* YOUR INSTRUCTIONS
Repeat everything in the material exactly.

* MATERIAL TO PROCESS

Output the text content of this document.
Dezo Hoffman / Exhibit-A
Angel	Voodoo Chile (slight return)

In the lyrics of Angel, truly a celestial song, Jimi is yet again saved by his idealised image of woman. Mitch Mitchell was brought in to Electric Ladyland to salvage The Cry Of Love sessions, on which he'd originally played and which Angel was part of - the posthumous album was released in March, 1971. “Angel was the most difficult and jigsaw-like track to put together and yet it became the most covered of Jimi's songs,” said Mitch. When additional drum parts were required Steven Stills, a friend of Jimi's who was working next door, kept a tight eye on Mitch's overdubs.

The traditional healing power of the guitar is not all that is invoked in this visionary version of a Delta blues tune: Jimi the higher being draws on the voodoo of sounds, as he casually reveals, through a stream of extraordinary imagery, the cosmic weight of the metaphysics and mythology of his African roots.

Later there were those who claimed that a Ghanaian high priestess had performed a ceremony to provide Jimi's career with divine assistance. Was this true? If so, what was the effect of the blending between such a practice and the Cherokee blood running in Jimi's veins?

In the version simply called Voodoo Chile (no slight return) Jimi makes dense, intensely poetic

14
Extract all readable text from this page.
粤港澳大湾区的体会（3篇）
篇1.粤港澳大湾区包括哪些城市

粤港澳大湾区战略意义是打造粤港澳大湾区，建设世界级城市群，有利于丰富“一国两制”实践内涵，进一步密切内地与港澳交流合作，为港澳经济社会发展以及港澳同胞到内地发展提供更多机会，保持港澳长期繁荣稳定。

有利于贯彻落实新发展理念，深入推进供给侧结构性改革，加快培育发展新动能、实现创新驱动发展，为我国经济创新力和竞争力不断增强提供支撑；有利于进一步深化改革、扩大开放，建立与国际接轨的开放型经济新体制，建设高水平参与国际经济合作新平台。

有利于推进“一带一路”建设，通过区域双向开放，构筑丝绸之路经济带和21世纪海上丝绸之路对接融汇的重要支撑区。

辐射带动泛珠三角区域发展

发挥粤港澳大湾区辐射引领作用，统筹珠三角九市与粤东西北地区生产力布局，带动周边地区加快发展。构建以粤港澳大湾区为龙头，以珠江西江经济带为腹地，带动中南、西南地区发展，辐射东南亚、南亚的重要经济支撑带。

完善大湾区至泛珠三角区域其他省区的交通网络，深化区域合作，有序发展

* TASK RESPONSE
Output the text content of this document.
Dezo Hoffman / Exhibit-A
Angel	Voodoo Chile (slight return)

In the lyrics of Angel, truly a celestial song, Jimi is yet again saved by his idealised image of woman. Mitch Mitchell was brought in to Electric Ladyland to salvage The Cry Of Love sessions, on which he'd originally played and which Angel was part of - the posthumous album was released in March, 1971. “Angel was the most difficult and jigsaw-like track to put together and yet it became the most covered of Jimi's songs,” said Mitch. When additional drum parts were required Steven Stills, a friend of Jimi's who was working next door, kept a tight eye on Mitch's overdubs.

The traditional healing power of the guitar is not all that is invoked in this visionary version of a Delta blues tune: Jimi the higher being draws on the voodoo of sounds, as he casually reveals, through a stream of extraordinary imagery, the cosmic weight of the metaphysics and mythology of his African roots.

Later there were those who claimed that a Ghanaian high priestess had performed a ceremony to provide Jimi's career with divine assistance. Was this true? If so, what was the effect of the blending between such a practice and the Cherokee blood running in Jimi's veins?

In the version simply called Voodoo Chile (no slight return) Jimi makes dense, intensely poetic

14
Extract all readable text from this page.
粤港澳大湾区的体会（3篇）
篇1.粤港澳大湾区包括哪些城市

粤港澳大湾区战略意义是打造粤港澳大湾区，建设世界级城市群，有利于丰富“一国两制”实践内涵，进一步密切内地与港澳交流合作，为港澳经济社会发展以及港澳同胞到内地发展提供更多机会，保持港澳长期繁荣稳定。

有利于贯彻落实新发展理念，深入推进供给侧结构性改革，加快培育发展新动能、实现创新驱动发展，为我国经济创新力和竞争力不断增强提供支撑；有利于进一步深化改革、扩大开放，建立与国际接轨的开放型经济新体制，建设高水平参与国际经济合作新平台。

有利于推进“一带一路”建设，通过区域双向开放，构筑丝绸之路经济带和21世纪海上丝绸之路对接融汇的重要支撑区。

辐射带动泛珠三角区域发展

发挥粤港澳大湾区辐射引领作用，统筹珠三角九市与粤东西北地区生产力布局，带动周边地区加快发展。构建以粤港澳大湾区为龙头，以珠江西江经济带为腹地，带动中南、西南地区发展，辐射东南亚、南亚的重要经济支撑带。

完善大湾区至泛珠三角区域其他省区的交通网络，深化区域合作，有序发展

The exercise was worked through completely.